◆ Objective
Could you output each line of the data that follows exactly?

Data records
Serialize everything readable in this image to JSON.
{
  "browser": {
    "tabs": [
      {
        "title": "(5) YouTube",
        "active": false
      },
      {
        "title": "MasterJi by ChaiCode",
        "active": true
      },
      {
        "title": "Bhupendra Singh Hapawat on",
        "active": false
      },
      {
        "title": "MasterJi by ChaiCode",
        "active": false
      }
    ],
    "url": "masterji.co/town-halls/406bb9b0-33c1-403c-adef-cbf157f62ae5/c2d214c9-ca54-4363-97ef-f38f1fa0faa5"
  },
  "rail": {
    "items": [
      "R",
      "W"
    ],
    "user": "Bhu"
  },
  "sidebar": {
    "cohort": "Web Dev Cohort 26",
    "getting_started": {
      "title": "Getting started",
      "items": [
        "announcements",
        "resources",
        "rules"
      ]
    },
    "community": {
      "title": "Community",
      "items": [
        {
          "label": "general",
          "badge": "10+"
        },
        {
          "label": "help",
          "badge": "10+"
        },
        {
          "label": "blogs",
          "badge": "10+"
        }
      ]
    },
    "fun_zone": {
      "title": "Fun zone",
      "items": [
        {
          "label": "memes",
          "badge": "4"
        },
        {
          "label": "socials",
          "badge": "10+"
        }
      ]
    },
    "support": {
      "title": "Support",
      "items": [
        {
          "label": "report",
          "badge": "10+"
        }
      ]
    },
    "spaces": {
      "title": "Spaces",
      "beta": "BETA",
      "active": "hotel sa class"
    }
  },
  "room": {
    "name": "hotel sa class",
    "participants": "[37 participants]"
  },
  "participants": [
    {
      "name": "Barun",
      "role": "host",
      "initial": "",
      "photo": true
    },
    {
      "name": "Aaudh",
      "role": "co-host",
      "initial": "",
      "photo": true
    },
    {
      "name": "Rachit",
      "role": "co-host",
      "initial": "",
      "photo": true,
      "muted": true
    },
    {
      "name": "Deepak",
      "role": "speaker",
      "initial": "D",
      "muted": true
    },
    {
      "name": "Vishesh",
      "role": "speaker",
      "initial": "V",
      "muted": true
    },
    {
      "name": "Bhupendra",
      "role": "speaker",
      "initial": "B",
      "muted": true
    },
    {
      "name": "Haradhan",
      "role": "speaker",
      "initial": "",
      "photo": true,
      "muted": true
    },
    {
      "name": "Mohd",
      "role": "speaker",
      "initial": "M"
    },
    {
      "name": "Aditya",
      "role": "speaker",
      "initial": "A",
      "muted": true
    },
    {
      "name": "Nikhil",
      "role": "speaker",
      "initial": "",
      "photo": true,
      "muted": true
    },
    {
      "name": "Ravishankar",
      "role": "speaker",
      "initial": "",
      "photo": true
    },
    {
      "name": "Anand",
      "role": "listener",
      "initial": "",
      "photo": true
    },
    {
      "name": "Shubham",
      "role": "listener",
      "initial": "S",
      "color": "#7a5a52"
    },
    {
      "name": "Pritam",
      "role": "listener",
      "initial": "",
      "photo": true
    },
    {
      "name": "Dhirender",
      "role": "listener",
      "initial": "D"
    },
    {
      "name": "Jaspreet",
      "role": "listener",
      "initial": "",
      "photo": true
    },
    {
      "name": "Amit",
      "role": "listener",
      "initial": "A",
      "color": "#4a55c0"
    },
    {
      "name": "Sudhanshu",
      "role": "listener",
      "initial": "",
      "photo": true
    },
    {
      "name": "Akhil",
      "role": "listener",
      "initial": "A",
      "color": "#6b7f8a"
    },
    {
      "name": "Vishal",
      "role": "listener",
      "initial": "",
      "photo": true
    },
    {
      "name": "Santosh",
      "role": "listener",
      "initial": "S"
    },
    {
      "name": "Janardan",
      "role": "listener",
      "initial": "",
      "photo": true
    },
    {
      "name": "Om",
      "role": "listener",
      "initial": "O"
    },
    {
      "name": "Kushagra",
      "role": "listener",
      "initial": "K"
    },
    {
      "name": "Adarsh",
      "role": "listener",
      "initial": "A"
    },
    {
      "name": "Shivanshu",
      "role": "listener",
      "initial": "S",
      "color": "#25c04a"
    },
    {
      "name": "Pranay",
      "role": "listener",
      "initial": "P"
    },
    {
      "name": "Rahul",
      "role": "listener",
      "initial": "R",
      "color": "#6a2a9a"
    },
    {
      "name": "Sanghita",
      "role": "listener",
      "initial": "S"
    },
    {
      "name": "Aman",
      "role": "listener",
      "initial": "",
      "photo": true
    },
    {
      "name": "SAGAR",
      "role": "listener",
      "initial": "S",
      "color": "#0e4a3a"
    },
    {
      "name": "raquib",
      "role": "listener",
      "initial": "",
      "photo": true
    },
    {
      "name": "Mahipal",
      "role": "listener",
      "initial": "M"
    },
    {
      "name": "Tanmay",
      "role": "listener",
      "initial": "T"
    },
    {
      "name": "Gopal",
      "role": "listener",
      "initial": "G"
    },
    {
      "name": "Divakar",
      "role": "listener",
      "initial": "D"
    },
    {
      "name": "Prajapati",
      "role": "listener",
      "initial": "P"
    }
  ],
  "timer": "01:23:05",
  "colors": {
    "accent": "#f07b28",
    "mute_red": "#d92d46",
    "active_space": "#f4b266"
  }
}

◆ Task solution
Serialize everything readable in this image to JSON.
{
  "browser": {
    "tabs": [
      {
        "title": "(5) YouTube",
        "active": false
      },
      {
        "title": "MasterJi by ChaiCode",
        "active": true
      },
      {
        "title": "Bhupendra Singh Hapawat on",
        "active": false
      },
      {
        "title": "MasterJi by ChaiCode",
        "active": false
      }
    ],
    "url": "masterji.co/town-halls/406bb9b0-33c1-403c-adef-cbf157f62ae5/c2d214c9-ca54-4363-97ef-f38f1fa0faa5"
  },
  "rail": {
    "items": [
      "R",
      "W"
    ],
    "user": "Bhu"
  },
  "sidebar": {
    "cohort": "Web Dev Cohort 26",
    "getting_started": {
      "title": "Getting started",
      "items": [
        "announcements",
        "resources",
        "rules"
      ]
    },
    "community": {
      "title": "Community",
      "items": [
        {
          "label": "general",
          "badge": "10+"
        },
        {
          "label": "help",
          "badge": "10+"
        },
        {
          "label": "blogs",
          "badge": "10+"
        }
      ]
    },
    "fun_zone": {
      "title": "Fun zone",
      "items": [
        {
          "label": "memes",
          "badge": "4"
        },
        {
          "label": "socials",
          "badge": "10+"
        }
      ]
    },
    "support": {
      "title": "Support",
      "items": [
        {
          "label": "report",
          "badge": "10+"
        }
      ]
    },
    "spaces": {
      "title": "Spaces",
      "beta": "BETA",
      "active": "hotel sa class"
    }
  },
  "room": {
    "name": "hotel sa class",
    "participants": "[37 participants]"
  },
  "participants": [
    {
      "name": "Barun",
      "role": "host",
      "initial": "",
      "photo": true
    },
    {
      "name": "Aaudh",
      "role": "co-host",
      "initial": "",
      "photo": true
    },
    {
      "name": "Rachit",
      "role": "co-host",
      "initial": "",
      "photo": true,
      "muted": true
    },
    {
      "name": "Deepak",
      "role": "speaker",
      "initial": "D",
      "muted": true
    },
    {
      "name": "Vishesh",
      "role": "speaker",
      "initial": "V",
      "muted": true
    },
    {
      "name": "Bhupendra",
      "role": "speaker",
      "initial": "B",
      "muted": true
    },
    {
      "name": "Haradhan",
      "role": "speaker",
      "initial": "",
      "photo": true,
      "muted": true
    },
    {
      "name": "Mohd",
      "role": "speaker",
      "initial": "M"
    },
    {
      "name": "Aditya",
      "role": "speaker",
      "initial": "A",
      "muted": true
    },
    {
      "name": "Nikhil",
      "role": "speaker",
      "initial": "",
      "photo": true,
      "muted": true
    },
    {
      "name": "Ravishankar",
      "role": "speaker",
      "initial": "",
      "photo": true
    },
    {
      "name": "Anand",
      "role": "listener",
      "initial": "",
      "photo": true
    },
    {
      "name": "Shubham",
      "role": "listener",
      "initial": "S",
      "color": "#7a5a52"
    },
    {
      "name": "Pritam",
      "role": "listener",
      "initial": "",
      "photo": true
    },
    {
      "name": "Dhirender",
      "role": "listener",
      "initial": "D"
    },
    {
      "name": "Jaspreet",
      "role": "listener",
      "initial": "",
      "photo": true
    },
    {
      "name": "Amit",
      "role": "listener",
      "initial": "A",
      "color": "#4a55c0"
    },
    {
      "name": "Sudhanshu",
      "role": "listener",
      "initial": "",
      "photo": true
    },
    {
      "name": "Akhil",
      "role": "listener",
      "initial": "A",
      "color": "#6b7f8a"
    },
    {
      "name": "Vishal",
      "role": "listener",
      "initial": "",
      "photo": true
    },
    {
      "name": "Santosh",
      "role": "listener",
      "initial": "S"
    },
    {
      "name": "Janardan",
      "role": "listener",
      "initial": "",
      "photo": true
    },
    {
      "name": "Om",
      "role": "listener",
      "initial": "O"
    },
    {
      "name": "Kushagra",
      "role": "listener",
      "initial": "K"
    },
    {
      "name": "Adarsh",
      "role": "listener",
      "initial": "A"
    },
    {
      "name": "Shivanshu",
      "role": "listener",
      "initial": "S",
      "color": "#25c04a"
    },
    {
      "name": "Pranay",
      "role": "listener",
      "initial": "P"
    },
    {
      "name": "Rahul",
      "role": "listener",
      "initial": "R",
      "color": "#6a2a9a"
    },
    {
      "name": "Sanghita",
      "role": "listener",
      "initial": "S"
    },
    {
      "name": "Aman",
      "role": "listener",
      "initial": "",
      "photo": true
    },
    {
      "name": "SAGAR",
      "role": "listener",
      "initial": "S",
      "color": "#0e4a3a"
    },
    {
      "name": "raquib",
      "role": "listener",
      "initial": "",
      "photo": true
    },
    {
      "name": "Mahipal",
      "role": "listener",
      "initial": "M"
    },
    {
      "name": "Tanmay",
      "role": "listener",
      "initial": "T"
    },
    {
      "name": "Gopal",
      "role": "listener",
      "initial": "G"
    },
    {
      "name": "Divakar",
      "role": "listener",
      "initial": "D"
    },
    {
      "name": "Prajapati",
      "role": "listener",
      "initial": "P"
    }
  ],
  "timer": "01:23:05",
  "colors": {
    "accent": "#f07b28",
    "mute_red": "#d92d46",
    "active_space": "#f4b266"
  }
}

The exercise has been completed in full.